*DOCUMENT TEXT*:
*** Begin section ***
Antidote For The Email Ills

Monday, November 1, 1999
The first time V. A. Shiva heard the words “electronic mail,” he thought the term had something to do with passing electricity through letter paper. That was in 1979. Twenty years later, Shiva, who is known to his colleagues as “Dr. Email,” may know more about his namesake than anyone else in the field. With a state-of-the-art technology known as EchoMail, Shiva’s company, General Interactive, provides real-time messaging and relationship marketing solutions for bigtime customers from Calvin Klein to Nike to the US government.
Listen to Your E

EchoMail automatically reads, classifies, routes, tracks and centrally manages incoming email to a Web site, using 19 different methods to analyze the language of a message. The system can determine the context of a question, the attitude of the sender, what kind of customer the sender is, then either route or respond to the message accordingly.

According to Shiva, who serves as General Interactive’s president and CEO, the goal of EchoMail is to build brand loyalty in real-time. “Listening and responding to the people who buy your products builds brand loyalty, and that helps you to grow your business,” says Shiva. “Managers and executives struggling to transform their companies into knowledge-based, networked organizations need to understand their customers.”

Or, their constituents. The US Senate came to General Interactive in 1998, looking for a way to handle the deluge of email their offices were receiving, which was greater in some offices than the volume of paper mail. “When we started this project 18 months ago, we were getting 20,000 emails on average per day,” says Steve Walker, branch manager of the Web and technology assessment division of the US Senate. “During the impeachment trial we were getting up to 500,000 per day – an increase of 2500 percent. Now it’s leveled off again at around 50,000 to 60,000 per day, but we knew we needed a system that could handle all that volume – we knew we were going to peak from time to time.”

Though several companies offer similar solutions to the email problem, such as Egain and Tana, the US Senate found that General Interactive was the only company whose technology was advanced enough to handle the volume that they anticipated. The US Senate is currently working with General Interactive to customize EchoMail for their offices’ needs and will install the system in trial offices within the next few months. “People here are going to tiptoe into this,” says Walker. “Eventually everyone will have to accept some kind of automation, but right now, it’s tricky, because if one email is responded to inappropriately, it can cost you big politically.”
*** End section ***
*Records from a data collection*:
*** Begin section ***
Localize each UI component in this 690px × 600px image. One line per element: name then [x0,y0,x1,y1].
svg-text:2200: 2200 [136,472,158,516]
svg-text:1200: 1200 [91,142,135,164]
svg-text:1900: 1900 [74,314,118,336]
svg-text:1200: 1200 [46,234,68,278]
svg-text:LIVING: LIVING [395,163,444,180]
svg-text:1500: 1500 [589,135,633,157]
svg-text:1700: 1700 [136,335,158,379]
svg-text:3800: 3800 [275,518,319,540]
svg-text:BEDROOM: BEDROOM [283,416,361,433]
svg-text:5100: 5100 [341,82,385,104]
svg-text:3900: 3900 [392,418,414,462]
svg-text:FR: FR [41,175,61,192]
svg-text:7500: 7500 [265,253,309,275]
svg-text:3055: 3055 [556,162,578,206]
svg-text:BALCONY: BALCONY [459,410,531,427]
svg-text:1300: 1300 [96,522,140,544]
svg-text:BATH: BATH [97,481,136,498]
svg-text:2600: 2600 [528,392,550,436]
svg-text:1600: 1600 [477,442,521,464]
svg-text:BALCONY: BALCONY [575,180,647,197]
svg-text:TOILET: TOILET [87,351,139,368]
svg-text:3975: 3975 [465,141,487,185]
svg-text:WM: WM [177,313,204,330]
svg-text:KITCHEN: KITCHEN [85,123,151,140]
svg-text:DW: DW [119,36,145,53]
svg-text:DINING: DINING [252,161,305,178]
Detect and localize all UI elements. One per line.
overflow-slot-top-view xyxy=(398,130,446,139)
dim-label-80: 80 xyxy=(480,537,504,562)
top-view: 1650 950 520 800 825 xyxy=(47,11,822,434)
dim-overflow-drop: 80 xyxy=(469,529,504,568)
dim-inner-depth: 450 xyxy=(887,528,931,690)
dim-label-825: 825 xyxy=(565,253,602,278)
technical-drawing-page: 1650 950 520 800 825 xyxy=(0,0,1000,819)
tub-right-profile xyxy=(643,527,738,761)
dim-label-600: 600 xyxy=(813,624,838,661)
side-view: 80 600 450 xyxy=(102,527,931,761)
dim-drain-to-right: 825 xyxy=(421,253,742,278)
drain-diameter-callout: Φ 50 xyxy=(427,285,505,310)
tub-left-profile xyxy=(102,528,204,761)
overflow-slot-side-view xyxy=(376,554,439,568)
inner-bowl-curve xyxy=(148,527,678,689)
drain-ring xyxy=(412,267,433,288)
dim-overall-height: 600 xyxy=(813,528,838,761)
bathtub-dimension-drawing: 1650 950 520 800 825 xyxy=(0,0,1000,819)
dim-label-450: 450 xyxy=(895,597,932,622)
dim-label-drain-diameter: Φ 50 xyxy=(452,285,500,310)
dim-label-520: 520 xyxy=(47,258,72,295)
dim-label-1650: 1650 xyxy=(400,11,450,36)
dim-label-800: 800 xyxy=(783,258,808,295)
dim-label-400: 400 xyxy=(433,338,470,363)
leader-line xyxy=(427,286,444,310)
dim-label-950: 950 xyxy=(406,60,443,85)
*** End section ***
*YOUR TASKS*:
A – Answer these questions using the EchoMail article, giving each answer on its own line and marking it like its question.
(i) In what year did V. A. Shiva first hear the words "electronic mail"?
(ii) How many different methods does EchoMail use to analyze the language of a message?
(iii) According to Steve Walker, how many emails per day was the US Senate getting during the impeachment trial?
B – Reproduce word for word the passage of the EchoMail article that opens with the words "EchoMail automatically reads, classifies, routes, tracks" and closes with "the message accordingly.".
These records are not needed for any of the work here.

*COMPLETED EXERCISE*:
A –
(i) 1979
(ii) 19
(iii) Up to 500,000 per day

B –
EchoMail automatically reads, classifies, routes, tracks and centrally manages incoming email to a Web site, using 19 different methods to analyze the language of a message. The system can determine the context of a question, the attitude of the sender, what kind of customer the sender is, then either route or respond to the message accordingly.